Work to be completed:
Every line that holds "Crystal" should be shown.

Figure data in JSON
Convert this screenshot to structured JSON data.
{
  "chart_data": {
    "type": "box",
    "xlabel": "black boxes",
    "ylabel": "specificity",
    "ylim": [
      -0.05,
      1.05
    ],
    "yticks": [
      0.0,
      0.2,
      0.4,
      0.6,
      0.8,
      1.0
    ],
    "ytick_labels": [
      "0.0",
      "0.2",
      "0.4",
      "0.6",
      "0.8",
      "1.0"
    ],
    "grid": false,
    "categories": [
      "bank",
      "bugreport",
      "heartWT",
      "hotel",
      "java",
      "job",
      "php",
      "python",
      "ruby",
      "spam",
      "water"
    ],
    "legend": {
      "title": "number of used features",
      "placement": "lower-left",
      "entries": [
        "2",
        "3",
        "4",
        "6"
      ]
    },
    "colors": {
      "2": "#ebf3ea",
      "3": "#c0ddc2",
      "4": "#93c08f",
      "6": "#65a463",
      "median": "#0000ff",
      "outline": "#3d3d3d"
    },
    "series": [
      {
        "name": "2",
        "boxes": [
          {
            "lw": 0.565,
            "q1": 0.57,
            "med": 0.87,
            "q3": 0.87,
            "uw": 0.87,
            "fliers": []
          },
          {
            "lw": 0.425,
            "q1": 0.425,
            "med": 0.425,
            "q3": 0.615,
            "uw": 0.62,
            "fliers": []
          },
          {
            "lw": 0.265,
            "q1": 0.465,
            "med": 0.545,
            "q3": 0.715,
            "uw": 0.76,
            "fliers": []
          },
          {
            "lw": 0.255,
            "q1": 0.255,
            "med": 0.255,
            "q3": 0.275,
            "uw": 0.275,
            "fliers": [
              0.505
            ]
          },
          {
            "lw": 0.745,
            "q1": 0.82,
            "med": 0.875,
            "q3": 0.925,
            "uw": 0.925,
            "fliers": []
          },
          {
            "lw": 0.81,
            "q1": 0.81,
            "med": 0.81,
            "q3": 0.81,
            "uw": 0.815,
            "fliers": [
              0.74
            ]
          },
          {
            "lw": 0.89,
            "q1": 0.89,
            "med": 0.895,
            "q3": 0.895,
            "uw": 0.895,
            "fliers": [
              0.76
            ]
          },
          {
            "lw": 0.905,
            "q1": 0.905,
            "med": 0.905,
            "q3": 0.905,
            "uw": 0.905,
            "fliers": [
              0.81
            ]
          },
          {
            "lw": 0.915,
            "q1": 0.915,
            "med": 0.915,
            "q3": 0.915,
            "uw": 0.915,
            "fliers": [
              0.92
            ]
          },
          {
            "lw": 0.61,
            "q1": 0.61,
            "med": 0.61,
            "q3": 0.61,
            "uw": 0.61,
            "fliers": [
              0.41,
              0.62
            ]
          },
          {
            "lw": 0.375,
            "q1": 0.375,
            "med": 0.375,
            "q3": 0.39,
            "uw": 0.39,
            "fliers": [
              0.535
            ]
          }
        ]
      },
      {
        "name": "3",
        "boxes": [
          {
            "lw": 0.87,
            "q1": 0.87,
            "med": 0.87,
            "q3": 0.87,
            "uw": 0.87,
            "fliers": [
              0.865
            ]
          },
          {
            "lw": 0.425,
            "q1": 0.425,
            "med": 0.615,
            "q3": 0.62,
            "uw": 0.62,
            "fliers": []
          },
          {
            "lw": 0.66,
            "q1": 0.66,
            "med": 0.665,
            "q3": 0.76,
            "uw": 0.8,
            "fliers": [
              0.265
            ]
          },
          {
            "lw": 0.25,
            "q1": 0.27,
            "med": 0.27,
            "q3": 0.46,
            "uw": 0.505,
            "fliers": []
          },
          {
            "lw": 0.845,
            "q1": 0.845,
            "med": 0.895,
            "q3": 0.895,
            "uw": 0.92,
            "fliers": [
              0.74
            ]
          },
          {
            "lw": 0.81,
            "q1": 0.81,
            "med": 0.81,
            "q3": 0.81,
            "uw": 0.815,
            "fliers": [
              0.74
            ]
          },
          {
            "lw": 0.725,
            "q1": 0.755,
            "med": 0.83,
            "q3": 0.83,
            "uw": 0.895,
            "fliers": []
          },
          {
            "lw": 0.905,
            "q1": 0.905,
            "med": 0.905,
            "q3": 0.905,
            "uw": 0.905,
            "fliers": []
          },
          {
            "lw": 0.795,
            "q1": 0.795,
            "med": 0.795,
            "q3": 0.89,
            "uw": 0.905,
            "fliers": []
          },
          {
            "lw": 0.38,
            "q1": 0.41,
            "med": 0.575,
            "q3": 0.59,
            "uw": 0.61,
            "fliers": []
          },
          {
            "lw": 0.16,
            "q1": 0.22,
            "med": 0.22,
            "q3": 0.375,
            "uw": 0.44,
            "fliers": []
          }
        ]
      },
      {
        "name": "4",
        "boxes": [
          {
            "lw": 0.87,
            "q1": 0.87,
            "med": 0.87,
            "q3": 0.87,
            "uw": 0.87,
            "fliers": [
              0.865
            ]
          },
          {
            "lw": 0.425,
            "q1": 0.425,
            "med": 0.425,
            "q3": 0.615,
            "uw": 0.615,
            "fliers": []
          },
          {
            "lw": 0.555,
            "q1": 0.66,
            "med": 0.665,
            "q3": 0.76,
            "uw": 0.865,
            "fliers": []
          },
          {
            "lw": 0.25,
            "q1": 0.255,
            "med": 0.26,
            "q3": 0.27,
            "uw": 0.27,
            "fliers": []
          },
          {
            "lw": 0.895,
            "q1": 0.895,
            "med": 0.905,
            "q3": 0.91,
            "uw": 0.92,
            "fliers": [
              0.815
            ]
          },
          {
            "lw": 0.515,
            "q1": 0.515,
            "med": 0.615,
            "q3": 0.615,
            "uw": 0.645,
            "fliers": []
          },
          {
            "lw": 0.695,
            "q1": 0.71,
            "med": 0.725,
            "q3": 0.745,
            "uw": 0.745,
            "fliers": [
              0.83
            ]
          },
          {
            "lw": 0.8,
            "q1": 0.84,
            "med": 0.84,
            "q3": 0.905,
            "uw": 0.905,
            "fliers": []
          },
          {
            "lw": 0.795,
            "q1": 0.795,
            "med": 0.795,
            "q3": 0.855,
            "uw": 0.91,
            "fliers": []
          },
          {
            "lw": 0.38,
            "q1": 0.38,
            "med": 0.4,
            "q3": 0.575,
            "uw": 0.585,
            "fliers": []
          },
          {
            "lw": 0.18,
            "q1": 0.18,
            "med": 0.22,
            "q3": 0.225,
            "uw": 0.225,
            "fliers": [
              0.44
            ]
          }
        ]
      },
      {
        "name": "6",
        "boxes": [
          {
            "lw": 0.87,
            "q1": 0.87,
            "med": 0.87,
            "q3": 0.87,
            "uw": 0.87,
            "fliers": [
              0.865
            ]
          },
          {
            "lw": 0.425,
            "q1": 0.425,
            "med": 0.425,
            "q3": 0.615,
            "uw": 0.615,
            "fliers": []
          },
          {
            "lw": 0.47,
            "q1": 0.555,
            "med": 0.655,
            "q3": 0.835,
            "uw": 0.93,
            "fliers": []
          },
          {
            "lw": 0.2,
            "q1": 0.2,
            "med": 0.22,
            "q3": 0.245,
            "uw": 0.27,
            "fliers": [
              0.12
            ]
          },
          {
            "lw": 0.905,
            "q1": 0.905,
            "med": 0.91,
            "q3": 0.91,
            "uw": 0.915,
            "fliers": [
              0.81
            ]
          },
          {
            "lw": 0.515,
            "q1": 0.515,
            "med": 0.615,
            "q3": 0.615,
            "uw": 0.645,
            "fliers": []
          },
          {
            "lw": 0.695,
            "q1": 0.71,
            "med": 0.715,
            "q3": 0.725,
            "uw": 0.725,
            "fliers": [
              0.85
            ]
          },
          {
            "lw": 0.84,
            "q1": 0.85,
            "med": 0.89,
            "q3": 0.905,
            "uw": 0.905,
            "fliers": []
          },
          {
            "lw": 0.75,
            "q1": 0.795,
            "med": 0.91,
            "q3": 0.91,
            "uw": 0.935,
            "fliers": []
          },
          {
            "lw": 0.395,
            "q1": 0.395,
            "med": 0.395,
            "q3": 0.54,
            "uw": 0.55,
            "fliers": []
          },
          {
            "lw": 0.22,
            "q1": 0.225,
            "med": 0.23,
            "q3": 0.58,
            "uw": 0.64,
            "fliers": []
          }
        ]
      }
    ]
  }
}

---

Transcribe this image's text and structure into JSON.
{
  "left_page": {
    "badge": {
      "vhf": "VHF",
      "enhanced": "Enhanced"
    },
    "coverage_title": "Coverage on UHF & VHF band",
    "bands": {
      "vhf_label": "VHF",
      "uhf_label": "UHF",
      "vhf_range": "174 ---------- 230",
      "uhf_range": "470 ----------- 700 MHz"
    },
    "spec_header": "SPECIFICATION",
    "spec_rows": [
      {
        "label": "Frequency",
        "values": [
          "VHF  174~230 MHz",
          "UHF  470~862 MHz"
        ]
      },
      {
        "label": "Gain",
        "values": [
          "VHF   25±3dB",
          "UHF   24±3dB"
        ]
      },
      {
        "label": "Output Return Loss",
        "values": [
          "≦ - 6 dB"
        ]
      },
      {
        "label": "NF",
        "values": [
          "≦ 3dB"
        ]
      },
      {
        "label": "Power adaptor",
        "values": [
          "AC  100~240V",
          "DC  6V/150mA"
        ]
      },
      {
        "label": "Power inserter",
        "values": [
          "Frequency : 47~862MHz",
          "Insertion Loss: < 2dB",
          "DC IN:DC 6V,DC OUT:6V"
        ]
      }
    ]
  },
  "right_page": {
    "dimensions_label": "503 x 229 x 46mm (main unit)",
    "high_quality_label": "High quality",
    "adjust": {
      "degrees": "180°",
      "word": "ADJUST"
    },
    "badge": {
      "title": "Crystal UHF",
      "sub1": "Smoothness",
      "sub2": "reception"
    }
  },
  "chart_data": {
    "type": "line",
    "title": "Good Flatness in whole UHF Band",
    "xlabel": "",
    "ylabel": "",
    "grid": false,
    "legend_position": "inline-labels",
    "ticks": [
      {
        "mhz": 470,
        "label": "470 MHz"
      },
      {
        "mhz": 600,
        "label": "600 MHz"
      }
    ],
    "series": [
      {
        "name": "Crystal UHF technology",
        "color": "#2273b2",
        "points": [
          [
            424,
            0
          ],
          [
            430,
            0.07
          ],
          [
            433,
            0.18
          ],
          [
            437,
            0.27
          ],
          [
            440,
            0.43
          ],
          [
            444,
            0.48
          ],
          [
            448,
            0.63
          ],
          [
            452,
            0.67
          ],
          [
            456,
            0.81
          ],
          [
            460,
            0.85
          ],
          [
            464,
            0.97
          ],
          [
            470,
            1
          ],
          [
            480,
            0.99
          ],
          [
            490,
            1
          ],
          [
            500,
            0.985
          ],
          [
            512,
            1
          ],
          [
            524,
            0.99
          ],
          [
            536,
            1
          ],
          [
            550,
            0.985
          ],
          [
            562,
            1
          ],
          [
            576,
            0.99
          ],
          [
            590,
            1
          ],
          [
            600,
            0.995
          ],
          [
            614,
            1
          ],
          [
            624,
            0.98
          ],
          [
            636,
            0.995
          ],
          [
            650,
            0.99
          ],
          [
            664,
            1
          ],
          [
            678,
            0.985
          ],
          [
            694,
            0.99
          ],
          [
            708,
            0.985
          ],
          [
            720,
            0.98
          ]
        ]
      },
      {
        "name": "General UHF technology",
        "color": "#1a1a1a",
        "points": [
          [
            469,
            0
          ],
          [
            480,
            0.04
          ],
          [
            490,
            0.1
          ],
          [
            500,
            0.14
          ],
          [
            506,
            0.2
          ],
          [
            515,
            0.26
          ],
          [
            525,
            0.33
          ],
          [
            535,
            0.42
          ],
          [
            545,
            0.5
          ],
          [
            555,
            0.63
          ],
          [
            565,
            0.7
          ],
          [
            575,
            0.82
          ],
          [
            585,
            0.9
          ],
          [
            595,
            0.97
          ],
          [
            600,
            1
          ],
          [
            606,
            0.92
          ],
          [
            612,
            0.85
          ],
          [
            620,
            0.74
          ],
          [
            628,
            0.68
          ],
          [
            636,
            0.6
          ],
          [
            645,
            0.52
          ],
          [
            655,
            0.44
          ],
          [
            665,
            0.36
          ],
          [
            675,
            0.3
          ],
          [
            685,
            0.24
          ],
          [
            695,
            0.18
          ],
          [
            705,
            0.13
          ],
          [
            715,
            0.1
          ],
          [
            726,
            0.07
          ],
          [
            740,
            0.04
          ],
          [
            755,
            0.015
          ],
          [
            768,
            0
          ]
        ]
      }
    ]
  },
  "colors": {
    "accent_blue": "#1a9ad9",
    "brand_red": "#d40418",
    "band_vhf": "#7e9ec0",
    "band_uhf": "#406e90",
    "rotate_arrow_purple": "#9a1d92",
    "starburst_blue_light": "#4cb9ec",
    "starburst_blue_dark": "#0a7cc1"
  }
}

...

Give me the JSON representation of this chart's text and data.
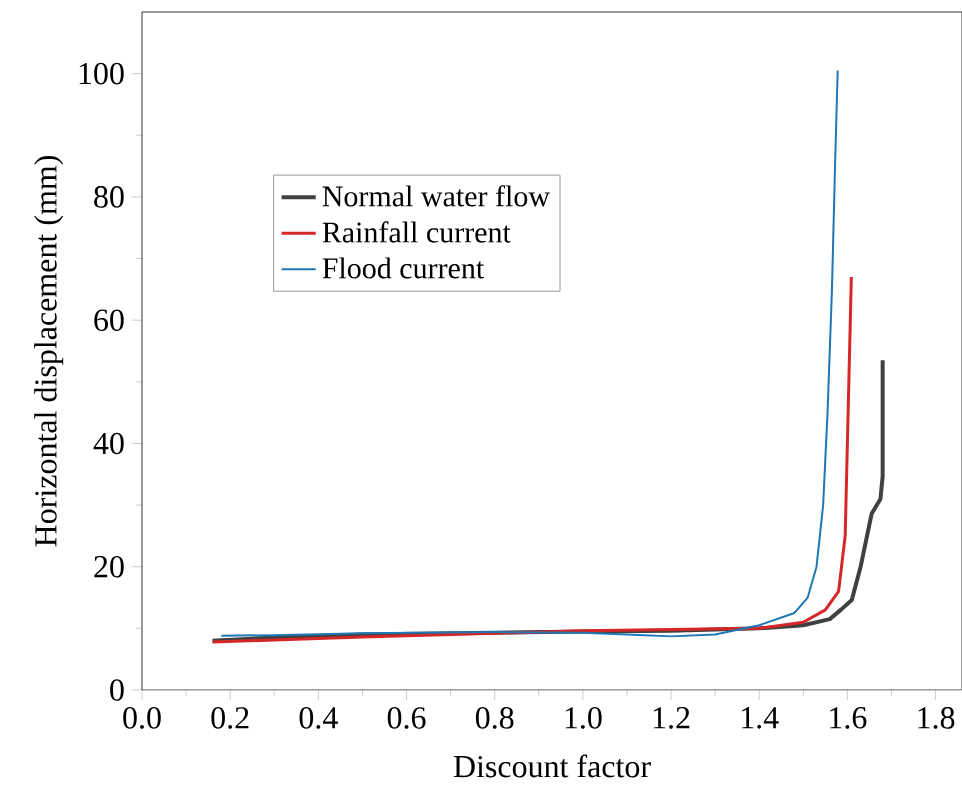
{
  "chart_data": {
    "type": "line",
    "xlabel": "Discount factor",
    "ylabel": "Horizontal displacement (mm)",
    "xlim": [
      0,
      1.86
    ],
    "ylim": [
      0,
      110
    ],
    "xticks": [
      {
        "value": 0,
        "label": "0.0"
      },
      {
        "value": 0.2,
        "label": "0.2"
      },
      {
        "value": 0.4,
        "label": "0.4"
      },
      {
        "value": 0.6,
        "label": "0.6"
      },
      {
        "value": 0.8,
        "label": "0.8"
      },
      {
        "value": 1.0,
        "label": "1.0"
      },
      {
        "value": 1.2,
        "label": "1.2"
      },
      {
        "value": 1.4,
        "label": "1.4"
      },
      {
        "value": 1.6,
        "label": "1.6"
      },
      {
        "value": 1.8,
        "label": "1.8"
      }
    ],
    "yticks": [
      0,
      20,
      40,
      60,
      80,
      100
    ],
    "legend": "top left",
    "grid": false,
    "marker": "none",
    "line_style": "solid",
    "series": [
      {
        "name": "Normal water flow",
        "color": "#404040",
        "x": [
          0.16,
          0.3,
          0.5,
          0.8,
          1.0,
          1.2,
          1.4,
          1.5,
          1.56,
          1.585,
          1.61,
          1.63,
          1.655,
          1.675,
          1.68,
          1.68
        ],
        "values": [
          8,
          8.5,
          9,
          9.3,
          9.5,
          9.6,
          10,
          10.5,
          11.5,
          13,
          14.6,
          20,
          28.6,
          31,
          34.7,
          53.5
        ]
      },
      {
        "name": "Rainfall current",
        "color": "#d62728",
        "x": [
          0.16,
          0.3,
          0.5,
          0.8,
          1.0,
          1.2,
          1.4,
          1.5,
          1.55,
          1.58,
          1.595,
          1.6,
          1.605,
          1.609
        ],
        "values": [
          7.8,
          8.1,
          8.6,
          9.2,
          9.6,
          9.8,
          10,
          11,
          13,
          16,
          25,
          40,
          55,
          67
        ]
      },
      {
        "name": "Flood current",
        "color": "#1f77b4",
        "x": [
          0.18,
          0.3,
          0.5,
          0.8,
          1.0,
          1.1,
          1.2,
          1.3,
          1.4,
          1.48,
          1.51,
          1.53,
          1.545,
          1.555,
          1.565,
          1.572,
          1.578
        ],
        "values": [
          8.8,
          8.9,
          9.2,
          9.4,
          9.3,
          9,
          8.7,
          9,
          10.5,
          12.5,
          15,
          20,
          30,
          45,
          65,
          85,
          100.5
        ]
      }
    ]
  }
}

Response:
      "title": "Crystal UHF",
        "name": "Crystal UHF technology",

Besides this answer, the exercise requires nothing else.